begin

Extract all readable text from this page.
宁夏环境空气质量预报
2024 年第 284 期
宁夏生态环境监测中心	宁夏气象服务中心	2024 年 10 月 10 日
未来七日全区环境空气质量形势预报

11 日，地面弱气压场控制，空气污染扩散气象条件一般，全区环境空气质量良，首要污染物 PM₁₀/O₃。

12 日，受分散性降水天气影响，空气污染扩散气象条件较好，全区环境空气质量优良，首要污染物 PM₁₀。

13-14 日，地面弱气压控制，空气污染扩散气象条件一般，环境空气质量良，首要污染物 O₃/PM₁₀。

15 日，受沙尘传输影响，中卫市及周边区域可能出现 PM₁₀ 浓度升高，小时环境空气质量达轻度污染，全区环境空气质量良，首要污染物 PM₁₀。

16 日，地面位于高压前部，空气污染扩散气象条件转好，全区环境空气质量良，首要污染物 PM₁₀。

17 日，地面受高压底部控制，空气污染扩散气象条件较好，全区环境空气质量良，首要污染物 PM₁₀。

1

end

* **REQUEST**:
Above are the records; retype them all without a single difference.

* **EXERCISE RESPONSE**:
Extract all readable text from this page.
宁夏环境空气质量预报
2024 年第 284 期
宁夏生态环境监测中心	宁夏气象服务中心	2024 年 10 月 10 日
未来七日全区环境空气质量形势预报

11 日，地面弱气压场控制，空气污染扩散气象条件一般，全区环境空气质量良，首要污染物 PM₁₀/O₃。

12 日，受分散性降水天气影响，空气污染扩散气象条件较好，全区环境空气质量优良，首要污染物 PM₁₀。

13-14 日，地面弱气压控制，空气污染扩散气象条件一般，环境空气质量良，首要污染物 O₃/PM₁₀。

15 日，受沙尘传输影响，中卫市及周边区域可能出现 PM₁₀ 浓度升高，小时环境空气质量达轻度污染，全区环境空气质量良，首要污染物 PM₁₀。

16 日，地面位于高压前部，空气污染扩散气象条件转好，全区环境空气质量良，首要污染物 PM₁₀。

17 日，地面受高压底部控制，空气污染扩散气象条件较好，全区环境空气质量良，首要污染物 PM₁₀。

1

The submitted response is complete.